● **Aufgabenstellung**
Schreiben Sie aus dem Text über die weiß-roten Farben der belarussischen Opposition den Abschnitt wortgetreu ab, der mit den Worten „Das Regime geht“ beginnt und mit „ist das Ziel.“ endet.

● **Textauszug**
────
Eine weiß-rote Hose oder ein Bändchen reichen schon aus, um hinter Gitter zu kommen

Ein, wenn nicht das Symbol der Opposition in ihrem Kampf für Freiheit und Demokratie sind die Farben Weiß und Rot, in denen auch die Flagge der belarussischen Volksrepublik (1918–1919), des ersten unabhängigen belarussischen Staates, gehalten ist.

„Posor, Schande!“ steht in gelben Lettern auf schwarzem Grund. Mit solchen Rufen quittieren die Be­la­rus­s*in­nen das Vorgehen der Omon-Kräfte. Sie sind eine Spezialeinheit der belarussischen Miliz, die häufig bei Protesten eingesetzt wird und für ihre Brutalität bekannt ist. Das Foto zeigt einen Einsatz am 8. August 2020 in Minsk Grafik: Aleksey Kulinkovich/Foto: Irina Arekhovskaya

Das Regime geht mit beispielloser Härte gegen seine Kri­ti­ke­r*in­nen vor. Eine weiß-rote Hose oder gleichfarbige gebastelte Bändchen reichen schon aus, um vermeintliche „Feinde des Volkes“ hinter Gitter zu bringen. Dort sind Folter, Demütigung und Erniedrigung der Gefangenen an der Tagesordnung. Die Menschen zu brechen und das unter Einsatz aller Mittel, ist das Ziel.
────
(Gespeicherte Dateneinträge)

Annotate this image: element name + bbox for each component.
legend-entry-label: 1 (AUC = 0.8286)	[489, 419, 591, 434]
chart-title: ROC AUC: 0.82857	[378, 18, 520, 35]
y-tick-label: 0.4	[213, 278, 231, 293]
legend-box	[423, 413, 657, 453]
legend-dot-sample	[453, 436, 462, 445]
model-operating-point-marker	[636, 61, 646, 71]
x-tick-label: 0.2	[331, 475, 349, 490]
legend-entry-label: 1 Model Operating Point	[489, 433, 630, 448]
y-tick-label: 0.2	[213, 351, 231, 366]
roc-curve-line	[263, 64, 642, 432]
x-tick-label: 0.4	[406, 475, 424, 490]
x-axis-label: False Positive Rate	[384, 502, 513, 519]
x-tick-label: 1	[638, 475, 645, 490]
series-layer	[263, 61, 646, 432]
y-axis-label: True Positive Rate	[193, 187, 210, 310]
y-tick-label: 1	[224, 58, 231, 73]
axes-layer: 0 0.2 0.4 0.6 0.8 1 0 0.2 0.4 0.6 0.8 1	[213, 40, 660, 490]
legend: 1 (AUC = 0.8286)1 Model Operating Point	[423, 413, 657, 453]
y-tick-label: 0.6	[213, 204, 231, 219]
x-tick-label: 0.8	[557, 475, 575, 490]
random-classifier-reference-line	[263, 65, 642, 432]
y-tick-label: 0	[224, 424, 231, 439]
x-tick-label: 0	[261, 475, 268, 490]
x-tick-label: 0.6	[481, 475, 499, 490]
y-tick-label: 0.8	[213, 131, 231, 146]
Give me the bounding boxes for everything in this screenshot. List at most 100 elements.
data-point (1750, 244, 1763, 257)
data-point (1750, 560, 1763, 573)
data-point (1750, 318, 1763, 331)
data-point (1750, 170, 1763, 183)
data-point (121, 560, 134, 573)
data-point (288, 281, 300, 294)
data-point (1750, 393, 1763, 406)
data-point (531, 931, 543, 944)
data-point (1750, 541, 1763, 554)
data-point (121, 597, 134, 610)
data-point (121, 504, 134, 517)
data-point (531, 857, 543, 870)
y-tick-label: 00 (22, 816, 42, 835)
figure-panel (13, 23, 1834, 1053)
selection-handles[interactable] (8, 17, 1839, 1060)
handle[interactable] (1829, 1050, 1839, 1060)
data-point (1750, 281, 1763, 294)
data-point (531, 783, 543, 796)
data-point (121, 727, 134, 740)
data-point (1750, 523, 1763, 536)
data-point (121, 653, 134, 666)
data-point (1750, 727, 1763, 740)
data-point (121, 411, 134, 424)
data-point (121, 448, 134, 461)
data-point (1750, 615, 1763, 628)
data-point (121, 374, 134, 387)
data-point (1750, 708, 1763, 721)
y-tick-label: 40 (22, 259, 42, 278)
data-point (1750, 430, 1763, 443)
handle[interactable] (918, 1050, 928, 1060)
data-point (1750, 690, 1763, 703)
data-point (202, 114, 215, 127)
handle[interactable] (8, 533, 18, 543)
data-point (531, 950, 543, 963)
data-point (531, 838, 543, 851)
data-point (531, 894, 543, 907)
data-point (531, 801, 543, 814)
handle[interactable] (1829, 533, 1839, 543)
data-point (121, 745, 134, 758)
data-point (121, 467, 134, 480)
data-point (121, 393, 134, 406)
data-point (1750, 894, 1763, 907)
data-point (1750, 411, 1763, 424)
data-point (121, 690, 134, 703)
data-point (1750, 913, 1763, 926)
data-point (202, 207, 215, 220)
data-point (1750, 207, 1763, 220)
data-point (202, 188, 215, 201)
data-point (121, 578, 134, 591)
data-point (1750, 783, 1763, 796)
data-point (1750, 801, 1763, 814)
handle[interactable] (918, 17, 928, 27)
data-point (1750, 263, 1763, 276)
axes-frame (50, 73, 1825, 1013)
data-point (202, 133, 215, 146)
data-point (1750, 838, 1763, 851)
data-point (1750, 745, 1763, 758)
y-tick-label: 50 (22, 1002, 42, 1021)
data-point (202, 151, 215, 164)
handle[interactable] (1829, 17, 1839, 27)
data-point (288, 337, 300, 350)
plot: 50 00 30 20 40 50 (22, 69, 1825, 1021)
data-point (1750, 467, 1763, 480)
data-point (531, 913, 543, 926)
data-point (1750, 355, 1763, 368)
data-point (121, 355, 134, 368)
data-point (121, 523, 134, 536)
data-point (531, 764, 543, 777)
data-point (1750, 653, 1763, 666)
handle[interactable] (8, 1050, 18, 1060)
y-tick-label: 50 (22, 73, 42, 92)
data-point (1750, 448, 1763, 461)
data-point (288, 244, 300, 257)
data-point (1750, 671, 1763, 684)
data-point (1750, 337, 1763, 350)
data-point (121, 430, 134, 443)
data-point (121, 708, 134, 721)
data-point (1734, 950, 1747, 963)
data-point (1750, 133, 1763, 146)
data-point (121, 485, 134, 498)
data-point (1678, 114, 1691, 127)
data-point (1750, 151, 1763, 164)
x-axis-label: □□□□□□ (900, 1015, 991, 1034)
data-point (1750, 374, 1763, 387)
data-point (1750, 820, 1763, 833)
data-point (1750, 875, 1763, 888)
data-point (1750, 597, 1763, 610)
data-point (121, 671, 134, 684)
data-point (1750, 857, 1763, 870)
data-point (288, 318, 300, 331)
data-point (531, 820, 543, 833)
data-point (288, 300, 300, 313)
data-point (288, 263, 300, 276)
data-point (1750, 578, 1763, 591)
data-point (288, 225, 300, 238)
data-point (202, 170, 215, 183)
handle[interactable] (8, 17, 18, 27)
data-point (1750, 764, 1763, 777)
────
● **Lösung**
Das Regime geht mit beispielloser Härte gegen seine Kri­ti­ke­r*in­nen vor. Eine weiß-rote Hose oder gleichfarbige gebastelte Bändchen reichen schon aus, um vermeintliche „Feinde des Volkes“ hinter Gitter zu bringen. Dort sind Folter, Demütigung und Erniedrigung der Gefangenen an der Tagesordnung. Die Menschen zu brechen und das unter Einsatz aller Mittel, ist das Ziel.